SHORT EXERCISE
Single out the lines of the material that contain "CORRELATION" and copy them.

** Start **

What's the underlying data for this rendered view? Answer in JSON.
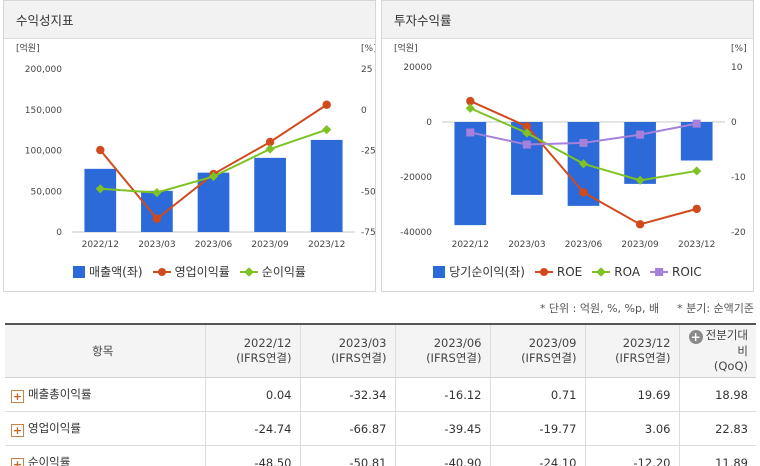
{
  "left_panel": {
    "title": "수익성지표"
  },
  "right_panel": {
    "title": "투자수익률"
  },
  "chart_data": [
    {
      "type": "bar",
      "categories": [
        "2022/12",
        "2023/03",
        "2023/06",
        "2023/09",
        "2023/12"
      ],
      "yunit_left": "[억원]",
      "yunit_right": "[%]",
      "ylim_left": [
        0,
        200000
      ],
      "yticks_left": [
        "200,000",
        "150,000",
        "100,000",
        "50,000",
        "0"
      ],
      "ylim_right": [
        -75,
        25
      ],
      "yticks_right": [
        "25",
        "0",
        "-25",
        "-50",
        "-75"
      ],
      "series": [
        {
          "name": "매출액(좌)",
          "kind": "bar",
          "axis": "left",
          "color": "#2b6ad8",
          "marker": "box",
          "values": [
            77500,
            50500,
            72800,
            91000,
            113000
          ]
        },
        {
          "name": "영업이익률",
          "kind": "line",
          "axis": "right",
          "color": "#d14a1c",
          "marker": "circle",
          "values": [
            -24.74,
            -66.87,
            -39.45,
            -19.77,
            3.06
          ]
        },
        {
          "name": "순이익률",
          "kind": "line",
          "axis": "right",
          "color": "#7ec224",
          "marker": "diamond",
          "values": [
            -48.5,
            -50.81,
            -40.9,
            -24.1,
            -12.2
          ]
        }
      ]
    },
    {
      "type": "bar",
      "categories": [
        "2022/12",
        "2023/03",
        "2023/06",
        "2023/09",
        "2023/12"
      ],
      "yunit_left": "[억원]",
      "yunit_right": "[%]",
      "ylim_left": [
        -40000,
        20000
      ],
      "yticks_left": [
        "20000",
        "0",
        "-20000",
        "-40000"
      ],
      "ylim_right": [
        -20,
        10
      ],
      "yticks_right": [
        "10",
        "0",
        "-10",
        "-20"
      ],
      "series": [
        {
          "name": "당기순이익(좌)",
          "kind": "bar",
          "axis": "left",
          "color": "#2b6ad8",
          "marker": "box",
          "values": [
            -37500,
            -26500,
            -30500,
            -22500,
            -14000
          ]
        },
        {
          "name": "ROE",
          "kind": "line",
          "axis": "right",
          "color": "#d14a1c",
          "marker": "circle",
          "values": [
            3.8,
            -0.8,
            -12.8,
            -18.6,
            -15.8
          ]
        },
        {
          "name": "ROA",
          "kind": "line",
          "axis": "right",
          "color": "#7ec224",
          "marker": "diamond",
          "values": [
            2.5,
            -2.0,
            -7.6,
            -10.6,
            -8.9
          ]
        },
        {
          "name": "ROIC",
          "kind": "line",
          "axis": "right",
          "color": "#a580dc",
          "marker": "square",
          "values": [
            -1.9,
            -4.1,
            -3.8,
            -2.3,
            -0.3
          ]
        }
      ]
    }
  ],
  "notes": {
    "unit": "* 단위 : 억원, %, %p, 배",
    "period": "* 분기: 순액기준"
  },
  "table": {
    "header_item": "항목",
    "periods": [
      {
        "date": "2022/12",
        "basis": "(IFRS연결)"
      },
      {
        "date": "2023/03",
        "basis": "(IFRS연결)"
      },
      {
        "date": "2023/06",
        "basis": "(IFRS연결)"
      },
      {
        "date": "2023/09",
        "basis": "(IFRS연결)"
      },
      {
        "date": "2023/12",
        "basis": "(IFRS연결)"
      }
    ],
    "compare": {
      "label": "전분기대비",
      "sub": "(QoQ)"
    },
    "rows": [
      {
        "label": "매출총이익률",
        "values": [
          "0.04",
          "-32.34",
          "-16.12",
          "0.71",
          "19.69"
        ],
        "qoq": "18.98"
      },
      {
        "label": "영업이익률",
        "values": [
          "-24.74",
          "-66.87",
          "-39.45",
          "-19.77",
          "3.06"
        ],
        "qoq": "22.83"
      },
      {
        "label": "순이익률",
        "values": [
          "-48.50",
          "-50.81",
          "-40.90",
          "-24.10",
          "-12.20"
        ],
        "qoq": "11.89"
      }
    ]
  }
}
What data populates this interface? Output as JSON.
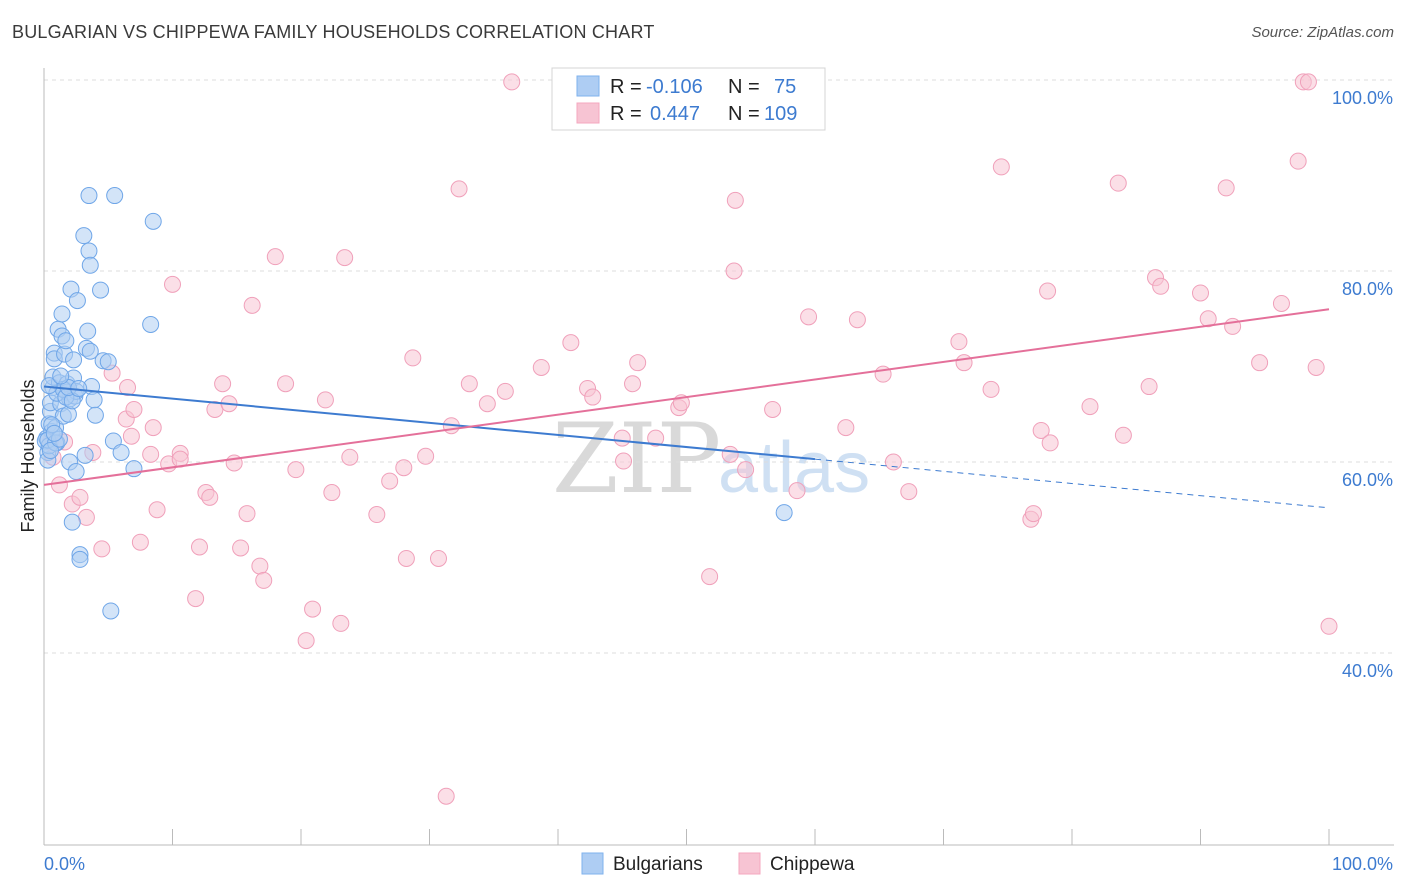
{
  "title": "BULGARIAN VS CHIPPEWA FAMILY HOUSEHOLDS CORRELATION CHART",
  "source": "Source: ZipAtlas.com",
  "watermark": {
    "zip": "ZIP",
    "atlas": "atlas"
  },
  "legend": {
    "r_label": "R =",
    "n_label": "N =",
    "rows": [
      {
        "name": "Bulgarians",
        "r": "-0.106",
        "n": "75",
        "color": "#7fb2ee"
      },
      {
        "name": "Chippewa",
        "r": "0.447",
        "n": "109",
        "color": "#f4a7bf"
      }
    ]
  },
  "colors": {
    "blue": "#3d7bd0",
    "blue_fill": "#aecdf3",
    "pink": "#e4709a",
    "pink_fill": "#f7c4d3",
    "grid": "#dddddd"
  },
  "chart_data": {
    "type": "scatter",
    "title": "BULGARIAN VS CHIPPEWA FAMILY HOUSEHOLDS CORRELATION CHART",
    "xlabel": "",
    "ylabel": "Family Households",
    "xlim": [
      0,
      100
    ],
    "ylim": [
      20,
      102
    ],
    "x_tick_labels": [
      {
        "value": 0,
        "label": "0.0%"
      },
      {
        "value": 100,
        "label": "100.0%"
      }
    ],
    "y_tick_labels": [
      {
        "value": 100,
        "label": "100.0%"
      },
      {
        "value": 80,
        "label": "80.0%"
      },
      {
        "value": 60,
        "label": "60.0%"
      },
      {
        "value": 40,
        "label": "40.0%"
      }
    ],
    "series": [
      {
        "name": "Bulgarians",
        "trend": {
          "x0": 0,
          "y0": 67.9,
          "x1": 60,
          "y1": 60.3,
          "dash_x1": 100,
          "dash_y1": 55.2
        },
        "points": [
          [
            0.2,
            62.5
          ],
          [
            0.3,
            61.0
          ],
          [
            0.3,
            60.2
          ],
          [
            0.4,
            64.0
          ],
          [
            0.5,
            65.3
          ],
          [
            0.5,
            66.2
          ],
          [
            0.6,
            63.2
          ],
          [
            0.7,
            67.8
          ],
          [
            0.7,
            68.9
          ],
          [
            0.8,
            71.4
          ],
          [
            0.8,
            70.8
          ],
          [
            0.9,
            63.6
          ],
          [
            1.0,
            62.0
          ],
          [
            1.1,
            73.9
          ],
          [
            1.2,
            68.3
          ],
          [
            1.3,
            66.1
          ],
          [
            1.4,
            75.5
          ],
          [
            1.4,
            73.2
          ],
          [
            1.5,
            64.8
          ],
          [
            1.6,
            67.6
          ],
          [
            1.6,
            71.3
          ],
          [
            1.7,
            72.7
          ],
          [
            1.8,
            68.2
          ],
          [
            1.8,
            67.3
          ],
          [
            1.9,
            65.0
          ],
          [
            2.0,
            66.6
          ],
          [
            2.0,
            60.0
          ],
          [
            2.1,
            78.1
          ],
          [
            2.2,
            53.7
          ],
          [
            2.3,
            70.7
          ],
          [
            2.3,
            68.8
          ],
          [
            2.4,
            66.9
          ],
          [
            2.5,
            59.0
          ],
          [
            2.5,
            67.4
          ],
          [
            2.6,
            76.9
          ],
          [
            2.8,
            50.3
          ],
          [
            2.8,
            49.8
          ],
          [
            3.1,
            83.7
          ],
          [
            3.2,
            60.7
          ],
          [
            3.3,
            71.9
          ],
          [
            3.4,
            73.7
          ],
          [
            3.5,
            82.1
          ],
          [
            3.6,
            80.6
          ],
          [
            3.6,
            71.6
          ],
          [
            3.5,
            87.9
          ],
          [
            3.7,
            67.9
          ],
          [
            3.9,
            66.5
          ],
          [
            4.0,
            64.9
          ],
          [
            4.4,
            78.0
          ],
          [
            4.6,
            70.6
          ],
          [
            5.0,
            70.5
          ],
          [
            5.2,
            44.4
          ],
          [
            5.4,
            62.2
          ],
          [
            5.5,
            87.9
          ],
          [
            6.0,
            61.0
          ],
          [
            7.0,
            59.3
          ],
          [
            8.5,
            85.2
          ],
          [
            8.3,
            74.4
          ],
          [
            0.1,
            62.2
          ],
          [
            0.4,
            61.7
          ],
          [
            1.0,
            67.2
          ],
          [
            0.6,
            63.9
          ],
          [
            57.6,
            54.7
          ],
          [
            0.3,
            62.3
          ],
          [
            1.5,
            67.6
          ],
          [
            0.9,
            62.0
          ],
          [
            1.7,
            66.8
          ],
          [
            0.5,
            61.2
          ],
          [
            2.2,
            66.4
          ],
          [
            1.2,
            62.4
          ],
          [
            0.8,
            63.0
          ],
          [
            1.9,
            67.8
          ],
          [
            2.7,
            67.7
          ],
          [
            0.4,
            68.0
          ],
          [
            1.3,
            69.0
          ]
        ]
      },
      {
        "name": "Chippewa",
        "trend": {
          "x0": 0,
          "y0": 57.6,
          "x1": 100,
          "y1": 76.0
        },
        "points": [
          [
            0.5,
            62.1
          ],
          [
            0.7,
            60.5
          ],
          [
            1.2,
            57.6
          ],
          [
            1.6,
            62.1
          ],
          [
            2.2,
            55.6
          ],
          [
            2.8,
            56.3
          ],
          [
            3.3,
            54.2
          ],
          [
            3.8,
            61.0
          ],
          [
            4.5,
            50.9
          ],
          [
            5.3,
            69.3
          ],
          [
            6.4,
            64.5
          ],
          [
            6.8,
            62.7
          ],
          [
            6.5,
            67.8
          ],
          [
            7.0,
            65.5
          ],
          [
            7.5,
            51.6
          ],
          [
            8.3,
            60.8
          ],
          [
            8.5,
            63.6
          ],
          [
            8.8,
            55.0
          ],
          [
            9.7,
            59.8
          ],
          [
            10.0,
            78.6
          ],
          [
            10.6,
            60.9
          ],
          [
            10.6,
            60.3
          ],
          [
            11.8,
            45.7
          ],
          [
            12.1,
            51.1
          ],
          [
            12.6,
            56.8
          ],
          [
            12.9,
            56.3
          ],
          [
            13.3,
            65.5
          ],
          [
            13.9,
            68.2
          ],
          [
            14.4,
            66.1
          ],
          [
            14.8,
            59.9
          ],
          [
            15.3,
            51.0
          ],
          [
            15.8,
            54.6
          ],
          [
            16.2,
            76.4
          ],
          [
            16.8,
            49.1
          ],
          [
            17.1,
            47.6
          ],
          [
            18.0,
            81.5
          ],
          [
            18.8,
            68.2
          ],
          [
            19.6,
            59.2
          ],
          [
            20.4,
            41.3
          ],
          [
            20.9,
            44.6
          ],
          [
            21.9,
            66.5
          ],
          [
            22.4,
            56.8
          ],
          [
            23.1,
            43.1
          ],
          [
            23.4,
            81.4
          ],
          [
            23.8,
            60.5
          ],
          [
            25.9,
            54.5
          ],
          [
            26.9,
            58.0
          ],
          [
            28.0,
            59.4
          ],
          [
            28.2,
            49.9
          ],
          [
            28.7,
            70.9
          ],
          [
            29.7,
            60.6
          ],
          [
            30.7,
            49.9
          ],
          [
            31.3,
            25.0
          ],
          [
            31.7,
            63.8
          ],
          [
            32.3,
            88.6
          ],
          [
            33.1,
            68.2
          ],
          [
            34.5,
            66.1
          ],
          [
            35.9,
            67.4
          ],
          [
            36.4,
            99.8
          ],
          [
            38.7,
            69.9
          ],
          [
            41.0,
            72.5
          ],
          [
            42.3,
            67.7
          ],
          [
            42.7,
            66.8
          ],
          [
            45.0,
            62.5
          ],
          [
            45.1,
            60.1
          ],
          [
            45.8,
            68.2
          ],
          [
            46.2,
            70.4
          ],
          [
            47.6,
            62.5
          ],
          [
            49.4,
            65.7
          ],
          [
            49.6,
            66.2
          ],
          [
            51.8,
            48.0
          ],
          [
            53.4,
            60.8
          ],
          [
            53.7,
            80.0
          ],
          [
            53.8,
            87.4
          ],
          [
            54.6,
            59.2
          ],
          [
            56.7,
            65.5
          ],
          [
            58.6,
            57.0
          ],
          [
            59.5,
            75.2
          ],
          [
            62.4,
            63.6
          ],
          [
            63.3,
            74.9
          ],
          [
            65.3,
            69.2
          ],
          [
            66.1,
            60.0
          ],
          [
            67.3,
            56.9
          ],
          [
            71.2,
            72.6
          ],
          [
            71.6,
            70.4
          ],
          [
            73.7,
            67.6
          ],
          [
            74.5,
            90.9
          ],
          [
            76.8,
            54.0
          ],
          [
            77.0,
            54.6
          ],
          [
            77.6,
            63.3
          ],
          [
            78.1,
            77.9
          ],
          [
            78.3,
            62.0
          ],
          [
            81.4,
            65.8
          ],
          [
            83.6,
            89.2
          ],
          [
            84.0,
            62.8
          ],
          [
            86.0,
            67.9
          ],
          [
            86.5,
            79.3
          ],
          [
            86.9,
            78.4
          ],
          [
            90.0,
            77.7
          ],
          [
            90.6,
            75.0
          ],
          [
            92.0,
            88.7
          ],
          [
            92.5,
            74.2
          ],
          [
            94.6,
            70.4
          ],
          [
            96.3,
            76.6
          ],
          [
            97.6,
            91.5
          ],
          [
            98.0,
            99.8
          ],
          [
            98.4,
            99.8
          ],
          [
            99.0,
            69.9
          ],
          [
            100.0,
            42.8
          ]
        ]
      }
    ]
  }
}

** End **

FINAL RESULT
  "title": "BULGARIAN VS CHIPPEWA FAMILY HOUSEHOLDS CORRELATION CHART",
    "title": "BULGARIAN VS CHIPPEWA FAMILY HOUSEHOLDS CORRELATION CHART",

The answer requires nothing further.